**To do**
In the entries that follow, find the word "coniferous" and report each line it is on.

**Data**
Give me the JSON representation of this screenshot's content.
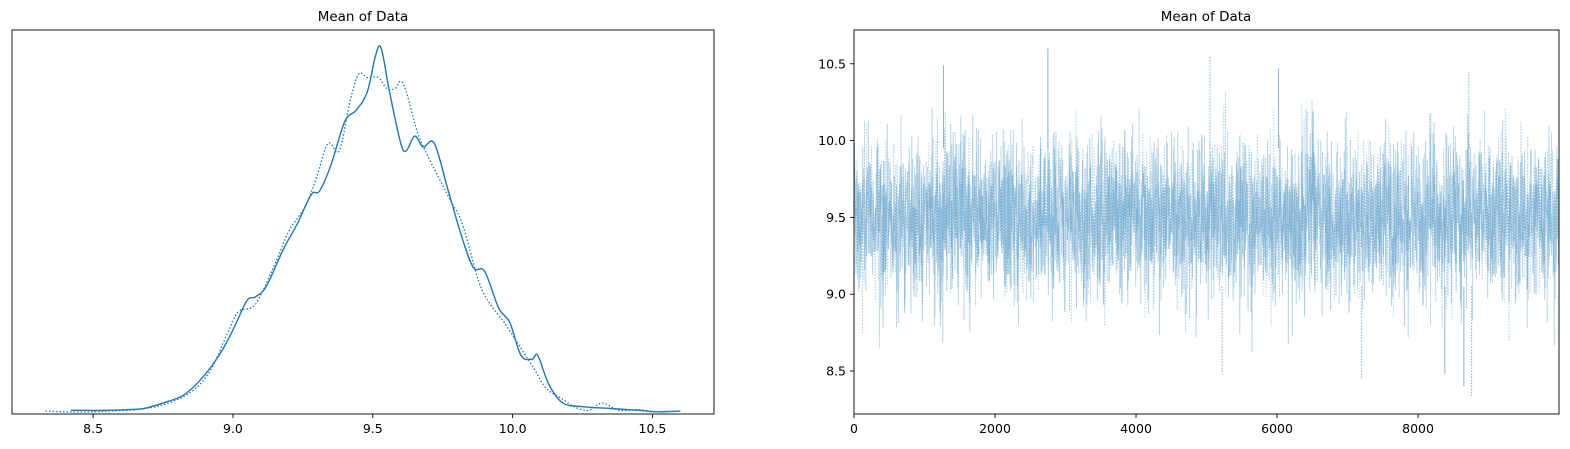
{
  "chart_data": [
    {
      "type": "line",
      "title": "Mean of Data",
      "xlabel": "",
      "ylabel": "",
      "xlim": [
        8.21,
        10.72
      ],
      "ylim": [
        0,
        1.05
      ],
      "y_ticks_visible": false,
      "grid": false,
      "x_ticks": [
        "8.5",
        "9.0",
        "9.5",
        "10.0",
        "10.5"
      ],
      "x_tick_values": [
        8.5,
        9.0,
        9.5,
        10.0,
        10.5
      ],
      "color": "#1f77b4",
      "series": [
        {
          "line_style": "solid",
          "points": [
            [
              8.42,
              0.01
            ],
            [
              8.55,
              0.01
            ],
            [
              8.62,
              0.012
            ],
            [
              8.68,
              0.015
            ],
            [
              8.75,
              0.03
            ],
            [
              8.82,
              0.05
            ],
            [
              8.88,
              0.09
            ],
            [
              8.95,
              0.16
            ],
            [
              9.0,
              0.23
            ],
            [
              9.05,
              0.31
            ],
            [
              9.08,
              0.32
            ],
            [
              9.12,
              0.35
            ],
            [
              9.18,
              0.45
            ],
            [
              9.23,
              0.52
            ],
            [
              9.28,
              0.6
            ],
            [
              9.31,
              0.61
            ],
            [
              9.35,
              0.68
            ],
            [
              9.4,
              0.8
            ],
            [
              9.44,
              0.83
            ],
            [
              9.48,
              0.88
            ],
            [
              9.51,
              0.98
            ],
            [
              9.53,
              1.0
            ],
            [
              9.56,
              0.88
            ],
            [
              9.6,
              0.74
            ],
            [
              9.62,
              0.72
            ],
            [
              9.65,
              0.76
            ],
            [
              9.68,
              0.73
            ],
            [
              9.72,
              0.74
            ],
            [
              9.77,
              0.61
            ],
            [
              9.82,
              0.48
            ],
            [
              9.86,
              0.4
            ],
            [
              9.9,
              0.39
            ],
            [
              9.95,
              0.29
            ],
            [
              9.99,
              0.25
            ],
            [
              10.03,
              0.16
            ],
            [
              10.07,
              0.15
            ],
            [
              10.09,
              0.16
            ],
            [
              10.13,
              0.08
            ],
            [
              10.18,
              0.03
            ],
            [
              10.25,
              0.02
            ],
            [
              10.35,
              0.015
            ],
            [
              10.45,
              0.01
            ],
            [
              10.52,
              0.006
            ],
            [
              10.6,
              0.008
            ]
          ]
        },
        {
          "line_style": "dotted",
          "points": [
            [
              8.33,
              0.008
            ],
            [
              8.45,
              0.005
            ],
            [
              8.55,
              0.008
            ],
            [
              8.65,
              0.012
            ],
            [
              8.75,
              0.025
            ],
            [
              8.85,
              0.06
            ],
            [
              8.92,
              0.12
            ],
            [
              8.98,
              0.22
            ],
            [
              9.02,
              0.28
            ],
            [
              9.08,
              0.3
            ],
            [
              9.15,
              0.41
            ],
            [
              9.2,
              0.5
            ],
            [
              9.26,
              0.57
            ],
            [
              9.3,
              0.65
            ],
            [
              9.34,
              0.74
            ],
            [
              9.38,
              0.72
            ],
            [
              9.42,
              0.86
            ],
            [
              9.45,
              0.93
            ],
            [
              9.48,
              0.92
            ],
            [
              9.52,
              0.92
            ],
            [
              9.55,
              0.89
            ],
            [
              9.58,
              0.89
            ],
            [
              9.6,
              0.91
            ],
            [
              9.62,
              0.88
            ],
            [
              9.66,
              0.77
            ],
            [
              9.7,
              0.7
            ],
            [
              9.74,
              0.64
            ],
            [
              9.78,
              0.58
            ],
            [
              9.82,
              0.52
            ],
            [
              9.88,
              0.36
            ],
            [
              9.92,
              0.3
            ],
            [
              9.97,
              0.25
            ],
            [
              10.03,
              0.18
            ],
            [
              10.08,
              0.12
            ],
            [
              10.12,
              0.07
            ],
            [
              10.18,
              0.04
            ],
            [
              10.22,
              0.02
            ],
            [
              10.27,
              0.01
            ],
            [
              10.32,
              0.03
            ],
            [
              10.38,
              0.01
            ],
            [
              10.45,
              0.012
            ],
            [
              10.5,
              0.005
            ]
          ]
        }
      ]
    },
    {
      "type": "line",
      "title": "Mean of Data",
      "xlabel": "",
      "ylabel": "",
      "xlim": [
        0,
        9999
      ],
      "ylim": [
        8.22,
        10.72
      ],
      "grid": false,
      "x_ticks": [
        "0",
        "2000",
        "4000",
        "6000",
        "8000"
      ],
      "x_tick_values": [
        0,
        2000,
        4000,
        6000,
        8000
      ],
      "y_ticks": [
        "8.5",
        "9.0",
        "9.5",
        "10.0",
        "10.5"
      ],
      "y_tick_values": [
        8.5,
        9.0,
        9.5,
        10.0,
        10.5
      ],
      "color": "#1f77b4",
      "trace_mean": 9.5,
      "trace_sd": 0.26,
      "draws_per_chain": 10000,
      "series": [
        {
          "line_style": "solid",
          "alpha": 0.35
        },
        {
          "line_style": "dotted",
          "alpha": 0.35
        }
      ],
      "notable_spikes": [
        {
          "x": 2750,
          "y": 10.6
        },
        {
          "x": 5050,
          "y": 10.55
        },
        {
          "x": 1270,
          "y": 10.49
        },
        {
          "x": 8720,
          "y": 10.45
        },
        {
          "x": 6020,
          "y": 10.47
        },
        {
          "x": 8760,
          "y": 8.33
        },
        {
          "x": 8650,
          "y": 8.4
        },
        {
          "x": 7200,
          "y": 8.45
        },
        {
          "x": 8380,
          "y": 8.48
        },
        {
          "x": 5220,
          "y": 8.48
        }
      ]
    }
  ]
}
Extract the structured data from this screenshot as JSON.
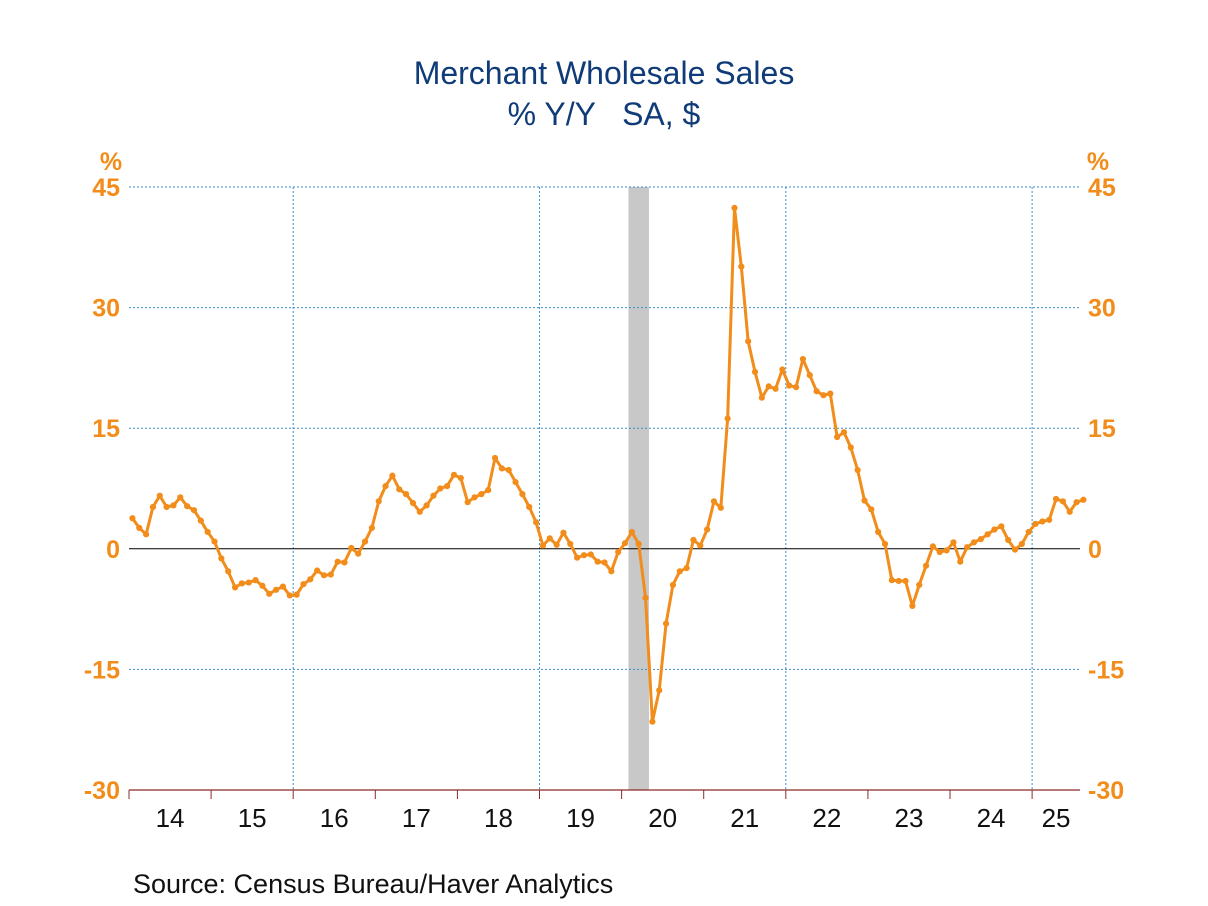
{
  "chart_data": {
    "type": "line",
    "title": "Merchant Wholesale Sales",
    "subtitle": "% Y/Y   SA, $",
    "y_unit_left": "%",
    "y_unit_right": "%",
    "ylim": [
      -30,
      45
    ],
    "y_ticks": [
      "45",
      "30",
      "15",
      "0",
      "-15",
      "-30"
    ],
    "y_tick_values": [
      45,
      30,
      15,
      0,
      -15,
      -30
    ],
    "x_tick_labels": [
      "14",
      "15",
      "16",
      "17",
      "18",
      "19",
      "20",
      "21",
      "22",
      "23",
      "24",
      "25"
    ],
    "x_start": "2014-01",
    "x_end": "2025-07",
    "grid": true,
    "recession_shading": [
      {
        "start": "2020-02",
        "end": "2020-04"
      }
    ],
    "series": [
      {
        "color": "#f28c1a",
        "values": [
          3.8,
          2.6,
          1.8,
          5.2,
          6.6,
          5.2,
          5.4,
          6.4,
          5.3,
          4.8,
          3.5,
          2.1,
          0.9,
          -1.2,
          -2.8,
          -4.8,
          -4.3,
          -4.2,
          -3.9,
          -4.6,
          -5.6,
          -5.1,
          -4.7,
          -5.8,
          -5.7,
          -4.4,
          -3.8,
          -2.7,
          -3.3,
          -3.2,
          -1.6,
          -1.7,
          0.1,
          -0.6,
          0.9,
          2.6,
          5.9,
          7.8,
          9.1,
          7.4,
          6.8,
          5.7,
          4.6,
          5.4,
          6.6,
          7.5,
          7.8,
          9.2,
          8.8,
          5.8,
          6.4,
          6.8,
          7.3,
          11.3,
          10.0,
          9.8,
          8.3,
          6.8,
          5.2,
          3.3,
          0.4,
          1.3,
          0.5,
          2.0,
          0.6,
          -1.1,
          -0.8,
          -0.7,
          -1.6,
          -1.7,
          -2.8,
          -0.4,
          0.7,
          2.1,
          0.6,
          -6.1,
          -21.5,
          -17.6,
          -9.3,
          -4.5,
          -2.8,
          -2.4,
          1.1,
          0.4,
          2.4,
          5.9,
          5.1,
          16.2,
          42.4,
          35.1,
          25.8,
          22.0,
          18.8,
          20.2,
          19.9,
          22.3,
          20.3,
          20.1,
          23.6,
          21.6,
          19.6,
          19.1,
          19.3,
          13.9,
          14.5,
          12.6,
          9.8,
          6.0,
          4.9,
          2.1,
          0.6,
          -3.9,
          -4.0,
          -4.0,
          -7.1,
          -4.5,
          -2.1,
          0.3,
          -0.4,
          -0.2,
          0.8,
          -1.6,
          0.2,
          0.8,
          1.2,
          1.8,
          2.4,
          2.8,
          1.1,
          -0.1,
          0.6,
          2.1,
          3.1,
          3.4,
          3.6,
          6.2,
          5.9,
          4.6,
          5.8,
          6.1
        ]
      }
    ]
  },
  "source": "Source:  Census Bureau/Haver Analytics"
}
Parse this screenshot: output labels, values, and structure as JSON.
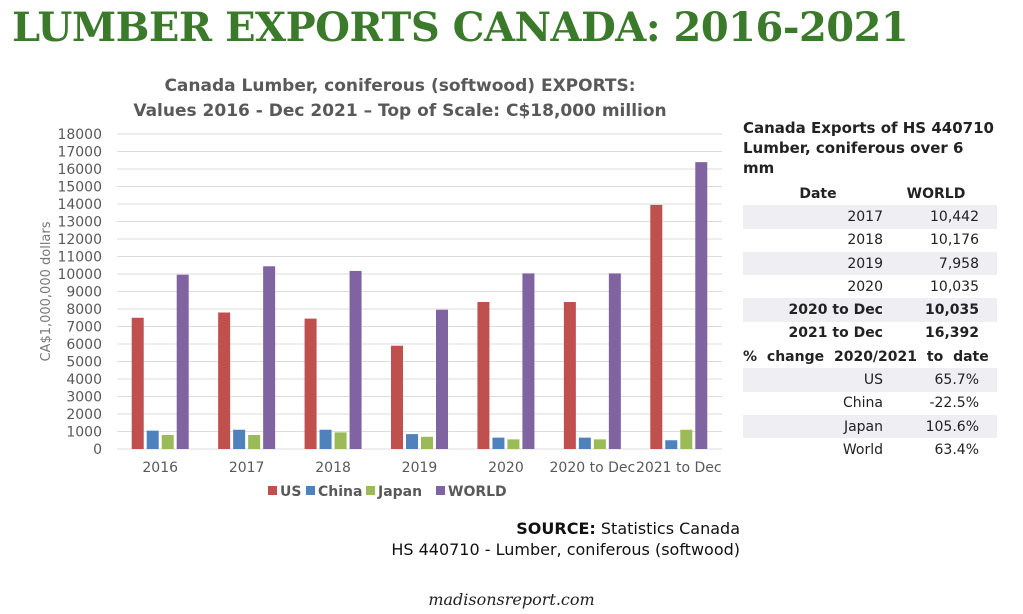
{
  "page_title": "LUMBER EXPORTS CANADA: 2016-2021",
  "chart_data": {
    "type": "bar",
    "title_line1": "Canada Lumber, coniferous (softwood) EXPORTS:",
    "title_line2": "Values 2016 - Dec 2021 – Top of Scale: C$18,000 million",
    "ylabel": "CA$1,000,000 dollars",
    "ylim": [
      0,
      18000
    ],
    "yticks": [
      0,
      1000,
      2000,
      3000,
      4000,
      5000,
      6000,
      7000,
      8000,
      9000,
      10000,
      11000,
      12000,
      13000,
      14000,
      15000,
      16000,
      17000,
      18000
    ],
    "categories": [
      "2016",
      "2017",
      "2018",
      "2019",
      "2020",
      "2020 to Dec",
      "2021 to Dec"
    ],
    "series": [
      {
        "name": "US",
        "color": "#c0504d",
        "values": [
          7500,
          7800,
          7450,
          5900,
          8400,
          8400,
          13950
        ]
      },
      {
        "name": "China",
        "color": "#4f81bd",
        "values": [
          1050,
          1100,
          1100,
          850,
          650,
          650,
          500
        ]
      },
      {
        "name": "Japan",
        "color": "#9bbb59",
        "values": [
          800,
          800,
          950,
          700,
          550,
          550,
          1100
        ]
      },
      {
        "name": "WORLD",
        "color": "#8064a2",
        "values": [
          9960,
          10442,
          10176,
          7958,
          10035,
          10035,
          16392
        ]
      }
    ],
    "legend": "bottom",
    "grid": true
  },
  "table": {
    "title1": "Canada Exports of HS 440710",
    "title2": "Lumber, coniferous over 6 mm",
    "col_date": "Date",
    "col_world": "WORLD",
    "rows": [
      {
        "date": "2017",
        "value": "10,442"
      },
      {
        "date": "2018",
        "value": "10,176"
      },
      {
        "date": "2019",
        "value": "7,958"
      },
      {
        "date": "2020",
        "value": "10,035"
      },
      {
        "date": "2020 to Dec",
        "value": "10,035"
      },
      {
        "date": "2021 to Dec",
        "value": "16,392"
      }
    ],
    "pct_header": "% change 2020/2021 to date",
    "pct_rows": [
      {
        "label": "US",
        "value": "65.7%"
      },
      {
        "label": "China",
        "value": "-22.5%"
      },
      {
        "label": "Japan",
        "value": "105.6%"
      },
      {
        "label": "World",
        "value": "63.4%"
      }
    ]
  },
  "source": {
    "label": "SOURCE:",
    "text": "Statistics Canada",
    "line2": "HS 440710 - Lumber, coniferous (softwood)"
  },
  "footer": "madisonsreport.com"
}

**Full response**
    "title_line1": "Canada Lumber, coniferous (softwood) EXPORTS:",
    "title2": "Lumber, coniferous over 6 mm",
    "line2": "HS 440710 - Lumber, coniferous (softwood)"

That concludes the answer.